■ **What is expected**:
Quote the full listing word for word.

[Dataset items]
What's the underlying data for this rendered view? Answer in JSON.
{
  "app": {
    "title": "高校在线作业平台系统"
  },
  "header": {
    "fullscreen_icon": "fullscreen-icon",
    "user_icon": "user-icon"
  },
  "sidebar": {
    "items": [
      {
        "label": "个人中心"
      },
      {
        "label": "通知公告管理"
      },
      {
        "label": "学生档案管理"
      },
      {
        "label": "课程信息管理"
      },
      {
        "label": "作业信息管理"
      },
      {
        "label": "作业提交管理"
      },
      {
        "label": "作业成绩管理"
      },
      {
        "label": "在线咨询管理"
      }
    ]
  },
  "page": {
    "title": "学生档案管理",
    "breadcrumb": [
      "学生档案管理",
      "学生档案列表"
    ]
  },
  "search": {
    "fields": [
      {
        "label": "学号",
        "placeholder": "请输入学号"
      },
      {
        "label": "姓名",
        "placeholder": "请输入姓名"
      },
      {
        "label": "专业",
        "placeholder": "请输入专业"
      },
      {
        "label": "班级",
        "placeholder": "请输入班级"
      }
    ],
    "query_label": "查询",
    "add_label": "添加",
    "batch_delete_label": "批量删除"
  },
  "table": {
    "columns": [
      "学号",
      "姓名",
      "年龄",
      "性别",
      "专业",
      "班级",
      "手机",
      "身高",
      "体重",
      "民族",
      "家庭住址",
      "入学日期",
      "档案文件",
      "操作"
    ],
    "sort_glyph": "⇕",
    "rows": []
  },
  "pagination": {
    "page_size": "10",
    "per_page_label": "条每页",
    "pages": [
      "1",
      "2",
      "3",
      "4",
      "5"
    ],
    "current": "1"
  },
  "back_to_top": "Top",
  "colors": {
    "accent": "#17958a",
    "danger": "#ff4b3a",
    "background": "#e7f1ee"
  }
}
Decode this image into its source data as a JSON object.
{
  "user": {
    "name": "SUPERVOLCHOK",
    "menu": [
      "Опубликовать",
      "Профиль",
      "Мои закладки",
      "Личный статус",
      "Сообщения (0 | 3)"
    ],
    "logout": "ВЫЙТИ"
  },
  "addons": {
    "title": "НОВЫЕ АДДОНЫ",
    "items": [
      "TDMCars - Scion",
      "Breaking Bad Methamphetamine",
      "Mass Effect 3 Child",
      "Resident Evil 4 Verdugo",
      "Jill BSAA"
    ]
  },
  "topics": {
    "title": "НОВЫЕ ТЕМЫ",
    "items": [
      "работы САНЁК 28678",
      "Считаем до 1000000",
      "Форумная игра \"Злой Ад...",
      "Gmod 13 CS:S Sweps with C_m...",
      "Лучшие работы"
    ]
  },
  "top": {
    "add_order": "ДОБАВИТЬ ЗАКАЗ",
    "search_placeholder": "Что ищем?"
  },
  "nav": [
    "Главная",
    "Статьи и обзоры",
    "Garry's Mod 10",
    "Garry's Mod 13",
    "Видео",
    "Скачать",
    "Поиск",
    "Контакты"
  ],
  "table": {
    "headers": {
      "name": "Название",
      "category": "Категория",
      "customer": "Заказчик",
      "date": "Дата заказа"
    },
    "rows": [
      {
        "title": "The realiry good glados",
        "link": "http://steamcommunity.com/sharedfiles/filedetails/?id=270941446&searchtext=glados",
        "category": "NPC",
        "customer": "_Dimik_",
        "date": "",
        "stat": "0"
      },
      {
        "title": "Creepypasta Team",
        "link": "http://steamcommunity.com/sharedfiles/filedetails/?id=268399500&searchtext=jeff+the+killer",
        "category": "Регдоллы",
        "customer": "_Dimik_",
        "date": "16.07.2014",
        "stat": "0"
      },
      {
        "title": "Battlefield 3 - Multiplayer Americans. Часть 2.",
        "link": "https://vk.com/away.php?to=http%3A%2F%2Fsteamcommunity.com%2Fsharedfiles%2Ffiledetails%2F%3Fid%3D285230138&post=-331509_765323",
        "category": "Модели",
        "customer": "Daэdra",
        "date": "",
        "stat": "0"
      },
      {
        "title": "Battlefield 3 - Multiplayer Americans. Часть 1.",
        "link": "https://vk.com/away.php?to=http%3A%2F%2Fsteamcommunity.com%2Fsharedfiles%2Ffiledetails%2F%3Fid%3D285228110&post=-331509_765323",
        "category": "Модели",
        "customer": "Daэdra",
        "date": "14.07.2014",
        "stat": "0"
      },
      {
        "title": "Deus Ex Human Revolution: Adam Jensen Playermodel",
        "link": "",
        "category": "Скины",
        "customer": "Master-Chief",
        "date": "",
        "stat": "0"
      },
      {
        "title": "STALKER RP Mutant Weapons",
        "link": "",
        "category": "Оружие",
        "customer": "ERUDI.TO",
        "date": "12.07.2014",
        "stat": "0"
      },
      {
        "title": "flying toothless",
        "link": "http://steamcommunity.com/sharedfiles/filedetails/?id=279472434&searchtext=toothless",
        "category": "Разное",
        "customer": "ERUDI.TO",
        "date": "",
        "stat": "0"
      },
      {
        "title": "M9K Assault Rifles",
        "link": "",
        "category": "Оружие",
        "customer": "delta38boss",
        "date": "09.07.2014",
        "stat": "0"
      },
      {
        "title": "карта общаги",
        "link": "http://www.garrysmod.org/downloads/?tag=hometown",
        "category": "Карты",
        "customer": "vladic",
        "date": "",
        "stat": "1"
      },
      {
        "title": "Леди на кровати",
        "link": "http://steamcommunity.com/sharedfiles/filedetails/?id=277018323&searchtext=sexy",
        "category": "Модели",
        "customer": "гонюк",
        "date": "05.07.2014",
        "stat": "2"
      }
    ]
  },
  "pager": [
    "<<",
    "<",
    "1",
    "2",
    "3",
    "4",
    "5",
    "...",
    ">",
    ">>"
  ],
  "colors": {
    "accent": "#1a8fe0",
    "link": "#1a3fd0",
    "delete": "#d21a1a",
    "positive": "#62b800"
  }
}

■ **Problem solution**:
What's the underlying data for this rendered view? Answer in JSON.
{
  "app": {
    "title": "高校在线作业平台系统"
  },
  "header": {
    "fullscreen_icon": "fullscreen-icon",
    "user_icon": "user-icon"
  },
  "sidebar": {
    "items": [
      {
        "label": "个人中心"
      },
      {
        "label": "通知公告管理"
      },
      {
        "label": "学生档案管理"
      },
      {
        "label": "课程信息管理"
      },
      {
        "label": "作业信息管理"
      },
      {
        "label": "作业提交管理"
      },
      {
        "label": "作业成绩管理"
      },
      {
        "label": "在线咨询管理"
      }
    ]
  },
  "page": {
    "title": "学生档案管理",
    "breadcrumb": [
      "学生档案管理",
      "学生档案列表"
    ]
  },
  "search": {
    "fields": [
      {
        "label": "学号",
        "placeholder": "请输入学号"
      },
      {
        "label": "姓名",
        "placeholder": "请输入姓名"
      },
      {
        "label": "专业",
        "placeholder": "请输入专业"
      },
      {
        "label": "班级",
        "placeholder": "请输入班级"
      }
    ],
    "query_label": "查询",
    "add_label": "添加",
    "batch_delete_label": "批量删除"
  },
  "table": {
    "columns": [
      "学号",
      "姓名",
      "年龄",
      "性别",
      "专业",
      "班级",
      "手机",
      "身高",
      "体重",
      "民族",
      "家庭住址",
      "入学日期",
      "档案文件",
      "操作"
    ],
    "sort_glyph": "⇕",
    "rows": []
  },
  "pagination": {
    "page_size": "10",
    "per_page_label": "条每页",
    "pages": [
      "1",
      "2",
      "3",
      "4",
      "5"
    ],
    "current": "1"
  },
  "back_to_top": "Top",
  "colors": {
    "accent": "#17958a",
    "danger": "#ff4b3a",
    "background": "#e7f1ee"
  }
}
Decode this image into its source data as a JSON object.
{
  "user": {
    "name": "SUPERVOLCHOK",
    "menu": [
      "Опубликовать",
      "Профиль",
      "Мои закладки",
      "Личный статус",
      "Сообщения (0 | 3)"
    ],
    "logout": "ВЫЙТИ"
  },
  "addons": {
    "title": "НОВЫЕ АДДОНЫ",
    "items": [
      "TDMCars - Scion",
      "Breaking Bad Methamphetamine",
      "Mass Effect 3 Child",
      "Resident Evil 4 Verdugo",
      "Jill BSAA"
    ]
  },
  "topics": {
    "title": "НОВЫЕ ТЕМЫ",
    "items": [
      "работы САНЁК 28678",
      "Считаем до 1000000",
      "Форумная игра \"Злой Ад...",
      "Gmod 13 CS:S Sweps with C_m...",
      "Лучшие работы"
    ]
  },
  "top": {
    "add_order": "ДОБАВИТЬ ЗАКАЗ",
    "search_placeholder": "Что ищем?"
  },
  "nav": [
    "Главная",
    "Статьи и обзоры",
    "Garry's Mod 10",
    "Garry's Mod 13",
    "Видео",
    "Скачать",
    "Поиск",
    "Контакты"
  ],
  "table": {
    "headers": {
      "name": "Название",
      "category": "Категория",
      "customer": "Заказчик",
      "date": "Дата заказа"
    },
    "rows": [
      {
        "title": "The realiry good glados",
        "link": "http://steamcommunity.com/sharedfiles/filedetails/?id=270941446&searchtext=glados",
        "category": "NPC",
        "customer": "_Dimik_",
        "date": "",
        "stat": "0"
      },
      {
        "title": "Creepypasta Team",
        "link": "http://steamcommunity.com/sharedfiles/filedetails/?id=268399500&searchtext=jeff+the+killer",
        "category": "Регдоллы",
        "customer": "_Dimik_",
        "date": "16.07.2014",
        "stat": "0"
      },
      {
        "title": "Battlefield 3 - Multiplayer Americans. Часть 2.",
        "link": "https://vk.com/away.php?to=http%3A%2F%2Fsteamcommunity.com%2Fsharedfiles%2Ffiledetails%2F%3Fid%3D285230138&post=-331509_765323",
        "category": "Модели",
        "customer": "Daэdra",
        "date": "",
        "stat": "0"
      },
      {
        "title": "Battlefield 3 - Multiplayer Americans. Часть 1.",
        "link": "https://vk.com/away.php?to=http%3A%2F%2Fsteamcommunity.com%2Fsharedfiles%2Ffiledetails%2F%3Fid%3D285228110&post=-331509_765323",
        "category": "Модели",
        "customer": "Daэdra",
        "date": "14.07.2014",
        "stat": "0"
      },
      {
        "title": "Deus Ex Human Revolution: Adam Jensen Playermodel",
        "link": "",
        "category": "Скины",
        "customer": "Master-Chief",
        "date": "",
        "stat": "0"
      },
      {
        "title": "STALKER RP Mutant Weapons",
        "link": "",
        "category": "Оружие",
        "customer": "ERUDI.TO",
        "date": "12.07.2014",
        "stat": "0"
      },
      {
        "title": "flying toothless",
        "link": "http://steamcommunity.com/sharedfiles/filedetails/?id=279472434&searchtext=toothless",
        "category": "Разное",
        "customer": "ERUDI.TO",
        "date": "",
        "stat": "0"
      },
      {
        "title": "M9K Assault Rifles",
        "link": "",
        "category": "Оружие",
        "customer": "delta38boss",
        "date": "09.07.2014",
        "stat": "0"
      },
      {
        "title": "карта общаги",
        "link": "http://www.garrysmod.org/downloads/?tag=hometown",
        "category": "Карты",
        "customer": "vladic",
        "date": "",
        "stat": "1"
      },
      {
        "title": "Леди на кровати",
        "link": "http://steamcommunity.com/sharedfiles/filedetails/?id=277018323&searchtext=sexy",
        "category": "Модели",
        "customer": "гонюк",
        "date": "05.07.2014",
        "stat": "2"
      }
    ]
  },
  "pager": [
    "<<",
    "<",
    "1",
    "2",
    "3",
    "4",
    "5",
    "...",
    ">",
    ">>"
  ],
  "colors": {
    "accent": "#1a8fe0",
    "link": "#1a3fd0",
    "delete": "#d21a1a",
    "positive": "#62b800"
  }
}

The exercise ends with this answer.